**Record excerpts**:
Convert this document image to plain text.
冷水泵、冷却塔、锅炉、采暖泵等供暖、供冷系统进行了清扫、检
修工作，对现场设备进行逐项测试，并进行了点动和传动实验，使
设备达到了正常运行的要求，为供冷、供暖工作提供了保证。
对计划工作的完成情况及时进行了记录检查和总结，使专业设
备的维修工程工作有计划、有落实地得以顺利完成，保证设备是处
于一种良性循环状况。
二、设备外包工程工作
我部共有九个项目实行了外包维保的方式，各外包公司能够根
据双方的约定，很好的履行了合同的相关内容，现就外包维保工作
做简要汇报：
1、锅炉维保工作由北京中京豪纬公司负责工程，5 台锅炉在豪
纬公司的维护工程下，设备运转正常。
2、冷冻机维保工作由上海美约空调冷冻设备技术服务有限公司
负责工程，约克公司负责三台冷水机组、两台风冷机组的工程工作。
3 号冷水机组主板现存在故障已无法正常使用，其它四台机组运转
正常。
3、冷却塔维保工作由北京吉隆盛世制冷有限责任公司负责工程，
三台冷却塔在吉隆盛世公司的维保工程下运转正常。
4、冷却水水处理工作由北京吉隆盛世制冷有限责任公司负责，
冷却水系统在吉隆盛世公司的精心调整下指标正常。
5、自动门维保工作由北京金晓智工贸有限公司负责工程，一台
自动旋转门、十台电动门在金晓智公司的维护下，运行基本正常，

**Required work**:
Return all of the data precisely as it appears.

**Output for this task**:
Convert this document image to plain text.
冷水泵、冷却塔、锅炉、采暖泵等供暖、供冷系统进行了清扫、检
修工作，对现场设备进行逐项测试，并进行了点动和传动实验，使
设备达到了正常运行的要求，为供冷、供暖工作提供了保证。
对计划工作的完成情况及时进行了记录检查和总结，使专业设
备的维修工程工作有计划、有落实地得以顺利完成，保证设备是处
于一种良性循环状况。
二、设备外包工程工作
我部共有九个项目实行了外包维保的方式，各外包公司能够根
据双方的约定，很好的履行了合同的相关内容，现就外包维保工作
做简要汇报：
1、锅炉维保工作由北京中京豪纬公司负责工程，5 台锅炉在豪
纬公司的维护工程下，设备运转正常。
2、冷冻机维保工作由上海美约空调冷冻设备技术服务有限公司
负责工程，约克公司负责三台冷水机组、两台风冷机组的工程工作。
3 号冷水机组主板现存在故障已无法正常使用，其它四台机组运转
正常。
3、冷却塔维保工作由北京吉隆盛世制冷有限责任公司负责工程，
三台冷却塔在吉隆盛世公司的维保工程下运转正常。
4、冷却水水处理工作由北京吉隆盛世制冷有限责任公司负责，
冷却水系统在吉隆盛世公司的精心调整下指标正常。
5、自动门维保工作由北京金晓智工贸有限公司负责工程，一台
自动旋转门、十台电动门在金晓智公司的维护下，运行基本正常，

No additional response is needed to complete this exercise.